> **Extrait de texte**:
----------

B. Période perse et hellénistique (Ve–IIe siècle av. J.-C.)

Durant cette période, le judaïsme renaît autour de la Torah, considérée comme fondement de la vie religieuse. Le personnage d’Esdras, prêtre et scribe, est central : selon le livre de Néhémie, c’est lui qui lit publiquement la Torah au retour de l’exil babylonien, marquant un tournant majeur (Néhémie 8). Il est souvent vu comme le père du judaïsme scripturaire.

À ce moment-là, la Torah devient progressivement le texte normatif du judaïsme, supplantant les autres types de révélations (prophétiques, par exemple). Elle commence aussi à être copiée avec soin, ce qui suppose l’existence d’un archétype unifié ou en cours d’unification.

En parallèle, d’autres versions apparaissent :

  • La Torah samaritaine : une version du Pentateuque préservée par les Samaritains. Elle diverge du texte juif par environ 6 000 variantes, principalement orthographiques ou doctrinales (elle introduit par exemple le mont Garizim comme lieu choisi par Dieu – Deut. 27).

  • La Septante (LXX) : traduction grecque de la Torah réalisée à Alexandrie (IIIe siècle av. J.-C.). Elle révèle des divergences notables avec le texte hébreu massorétique, ce qui suggère l’existence, à l’époque, de plusieurs recensions du Pentateuque.

Ces variantes ne traduisent pas nécessairement une corruption du texte, mais plutôt une diversité de traditions en circulation.

C. Fin de l’époque du Second Temple (Ier siècle av. – Ier siècle ap. J.-C.)

Les manuscrits de la mer Morte, découverts à Qumrân à partir de 1947, offrent un témoignage précieux sur cette époque. On y trouve environ 40 manuscrits ou fragments différents du Pentateuque, reflétant trois familles textuelles :

  1. Texte proto-massorétique : très proche du texte hébreu standardisé plus tard.

  2. Texte non-aligné : versions divergentes, propres à la secte de Qumrân.

  3. Textes proches de la Septante : révélant une base hébraïque différente.

Cela démontre que plusieurs formes concurrentes de la Torah existaient à l’époque. Toutefois, le proto-massorétique semble avoir été prédominant dans les milieux pharisiens, qui donneront naissance au judaïsme rabbinique.

D. Uniformisation rabbinique et canonisation (Ier–IIIe siècles)

----------

> **Lignes de données**:
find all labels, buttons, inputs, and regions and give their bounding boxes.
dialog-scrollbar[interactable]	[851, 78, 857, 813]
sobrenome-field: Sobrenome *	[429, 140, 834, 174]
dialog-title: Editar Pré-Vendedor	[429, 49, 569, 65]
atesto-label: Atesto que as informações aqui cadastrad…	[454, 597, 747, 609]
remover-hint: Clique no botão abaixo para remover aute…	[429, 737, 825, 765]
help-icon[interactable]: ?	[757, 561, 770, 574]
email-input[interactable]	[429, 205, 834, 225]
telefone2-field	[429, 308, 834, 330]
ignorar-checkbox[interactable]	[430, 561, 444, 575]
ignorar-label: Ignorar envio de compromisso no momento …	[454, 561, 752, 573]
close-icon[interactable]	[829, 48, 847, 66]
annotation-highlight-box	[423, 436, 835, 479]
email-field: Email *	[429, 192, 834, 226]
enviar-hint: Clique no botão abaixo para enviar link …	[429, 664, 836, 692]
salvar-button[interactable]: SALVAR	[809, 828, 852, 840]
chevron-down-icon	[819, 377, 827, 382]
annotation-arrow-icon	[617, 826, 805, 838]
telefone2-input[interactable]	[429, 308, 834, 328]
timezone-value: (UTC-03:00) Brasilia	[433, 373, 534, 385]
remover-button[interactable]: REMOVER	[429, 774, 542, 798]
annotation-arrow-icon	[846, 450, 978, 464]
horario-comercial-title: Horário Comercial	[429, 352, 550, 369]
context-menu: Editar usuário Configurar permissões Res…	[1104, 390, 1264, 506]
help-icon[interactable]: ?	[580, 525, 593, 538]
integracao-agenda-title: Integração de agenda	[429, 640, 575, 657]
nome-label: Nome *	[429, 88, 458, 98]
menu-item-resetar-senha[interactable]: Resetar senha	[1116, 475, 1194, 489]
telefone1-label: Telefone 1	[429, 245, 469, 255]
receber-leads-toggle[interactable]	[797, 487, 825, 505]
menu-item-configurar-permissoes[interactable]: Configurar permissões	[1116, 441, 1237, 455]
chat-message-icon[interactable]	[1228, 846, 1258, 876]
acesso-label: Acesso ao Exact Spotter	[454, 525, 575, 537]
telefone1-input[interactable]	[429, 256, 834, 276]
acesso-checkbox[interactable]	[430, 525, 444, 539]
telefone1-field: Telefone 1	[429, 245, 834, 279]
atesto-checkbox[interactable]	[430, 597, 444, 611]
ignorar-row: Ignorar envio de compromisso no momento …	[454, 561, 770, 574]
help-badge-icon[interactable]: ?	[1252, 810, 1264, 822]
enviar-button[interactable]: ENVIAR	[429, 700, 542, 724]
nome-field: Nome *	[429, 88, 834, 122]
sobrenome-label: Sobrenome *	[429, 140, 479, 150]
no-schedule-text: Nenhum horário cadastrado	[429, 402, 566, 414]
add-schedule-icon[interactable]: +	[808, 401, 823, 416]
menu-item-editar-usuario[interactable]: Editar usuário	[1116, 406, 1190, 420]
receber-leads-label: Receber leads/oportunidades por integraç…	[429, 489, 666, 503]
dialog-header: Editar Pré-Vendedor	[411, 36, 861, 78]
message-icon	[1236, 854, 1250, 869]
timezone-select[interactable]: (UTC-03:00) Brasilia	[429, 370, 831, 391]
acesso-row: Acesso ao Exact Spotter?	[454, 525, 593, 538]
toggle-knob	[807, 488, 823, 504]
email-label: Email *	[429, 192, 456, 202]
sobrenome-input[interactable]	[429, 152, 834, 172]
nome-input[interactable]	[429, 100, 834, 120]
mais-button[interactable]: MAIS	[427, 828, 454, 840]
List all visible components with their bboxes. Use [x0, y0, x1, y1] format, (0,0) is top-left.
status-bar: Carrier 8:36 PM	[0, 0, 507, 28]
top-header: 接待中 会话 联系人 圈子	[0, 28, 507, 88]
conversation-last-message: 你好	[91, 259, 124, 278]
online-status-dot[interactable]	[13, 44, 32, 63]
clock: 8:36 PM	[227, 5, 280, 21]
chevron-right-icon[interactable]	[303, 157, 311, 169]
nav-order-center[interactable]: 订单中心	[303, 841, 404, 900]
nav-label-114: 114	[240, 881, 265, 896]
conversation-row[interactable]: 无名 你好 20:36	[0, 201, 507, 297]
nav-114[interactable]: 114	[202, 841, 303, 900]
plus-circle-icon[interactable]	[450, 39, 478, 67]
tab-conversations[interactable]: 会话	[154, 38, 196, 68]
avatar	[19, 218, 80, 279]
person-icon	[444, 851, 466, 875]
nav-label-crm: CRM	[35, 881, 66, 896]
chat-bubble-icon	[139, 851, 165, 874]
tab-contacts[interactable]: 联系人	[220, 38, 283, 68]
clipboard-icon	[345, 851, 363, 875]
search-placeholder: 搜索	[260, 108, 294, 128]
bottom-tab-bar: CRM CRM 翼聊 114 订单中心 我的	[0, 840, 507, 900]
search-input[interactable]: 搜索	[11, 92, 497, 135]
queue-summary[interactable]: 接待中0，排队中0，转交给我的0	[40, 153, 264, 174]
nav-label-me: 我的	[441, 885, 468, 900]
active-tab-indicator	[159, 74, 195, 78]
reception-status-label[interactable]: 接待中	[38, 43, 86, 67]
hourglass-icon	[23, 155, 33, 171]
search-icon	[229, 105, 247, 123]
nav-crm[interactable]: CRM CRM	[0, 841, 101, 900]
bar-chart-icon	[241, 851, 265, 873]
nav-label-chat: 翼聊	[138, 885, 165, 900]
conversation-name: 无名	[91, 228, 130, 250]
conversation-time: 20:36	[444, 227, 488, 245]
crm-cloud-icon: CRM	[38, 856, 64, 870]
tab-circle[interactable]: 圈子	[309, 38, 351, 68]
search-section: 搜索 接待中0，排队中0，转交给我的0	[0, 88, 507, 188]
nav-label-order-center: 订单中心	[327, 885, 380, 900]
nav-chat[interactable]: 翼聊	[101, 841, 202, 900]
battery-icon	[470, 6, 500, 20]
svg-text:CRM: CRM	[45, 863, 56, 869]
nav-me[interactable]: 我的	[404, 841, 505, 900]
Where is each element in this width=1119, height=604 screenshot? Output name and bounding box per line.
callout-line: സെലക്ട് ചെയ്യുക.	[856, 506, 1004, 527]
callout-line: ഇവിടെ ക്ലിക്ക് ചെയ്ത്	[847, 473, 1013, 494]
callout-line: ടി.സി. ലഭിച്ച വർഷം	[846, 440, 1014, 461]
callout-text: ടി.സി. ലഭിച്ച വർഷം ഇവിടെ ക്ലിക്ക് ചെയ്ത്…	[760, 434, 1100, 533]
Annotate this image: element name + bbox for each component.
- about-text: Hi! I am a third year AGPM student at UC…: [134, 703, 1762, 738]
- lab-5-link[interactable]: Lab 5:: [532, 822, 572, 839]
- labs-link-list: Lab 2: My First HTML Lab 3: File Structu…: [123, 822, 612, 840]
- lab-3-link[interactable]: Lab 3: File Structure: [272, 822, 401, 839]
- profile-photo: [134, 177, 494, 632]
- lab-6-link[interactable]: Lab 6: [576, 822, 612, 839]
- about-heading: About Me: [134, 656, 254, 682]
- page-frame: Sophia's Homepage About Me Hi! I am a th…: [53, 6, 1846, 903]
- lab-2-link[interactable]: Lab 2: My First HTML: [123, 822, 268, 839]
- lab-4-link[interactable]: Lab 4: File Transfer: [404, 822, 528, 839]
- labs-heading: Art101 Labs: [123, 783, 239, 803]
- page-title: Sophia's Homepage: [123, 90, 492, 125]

----------

> **Exercice proposé 1**:
Répondez, s'il vous plaît, à ces questions sur l'extrait consacré à l'histoire de la Torah :
(a) Qui lit publiquement la Torah au retour de l'exil babylonien, selon le livre de Néhémie ?
(b) Dans quelle ville la Septante a-t-elle été réalisée ?
(c) Combien de manuscrits ou fragments différents du Pentateuque trouve-t-on à Qumrân ?
> **Exercice proposé 2**: Présentez en liste numérotée tout ce qui va du début des lignes de données jusqu'à la ligne contenant « 828, 852, 840] », celle-ci comprise, en omettant les lignes vides.
L'extrait et les lignes de données proviennent de sources distinctes.

> **Réponse attendue 1**:
(a) Esdras, prêtre et scribe.
(b) À Alexandrie.
(c) Environ 40.

> **Réponse attendue 2**:
1. find all labels, buttons, inputs, and regions and give their bounding boxes.
2. dialog-scrollbar[interactable]	[851, 78, 857, 813]
3. sobrenome-field: Sobrenome *	[429, 140, 834, 174]
4. dialog-title: Editar Pré-Vendedor	[429, 49, 569, 65]
5. atesto-label: Atesto que as informações aqui cadastrad…	[454, 597, 747, 609]
6. remover-hint: Clique no botão abaixo para remover aute…	[429, 737, 825, 765]
7. help-icon[interactable]: ?	[757, 561, 770, 574]
8. email-input[interactable]	[429, 205, 834, 225]
9. telefone2-field	[429, 308, 834, 330]
10. ignorar-checkbox[interactable]	[430, 561, 444, 575]
11. ignorar-label: Ignorar envio de compromisso no momento …	[454, 561, 752, 573]
12. close-icon[interactable]	[829, 48, 847, 66]
13. annotation-highlight-box	[423, 436, 835, 479]
14. email-field: Email *	[429, 192, 834, 226]
15. enviar-hint: Clique no botão abaixo para enviar link …	[429, 664, 836, 692]
16. salvar-button[interactable]: SALVAR	[809, 828, 852, 840]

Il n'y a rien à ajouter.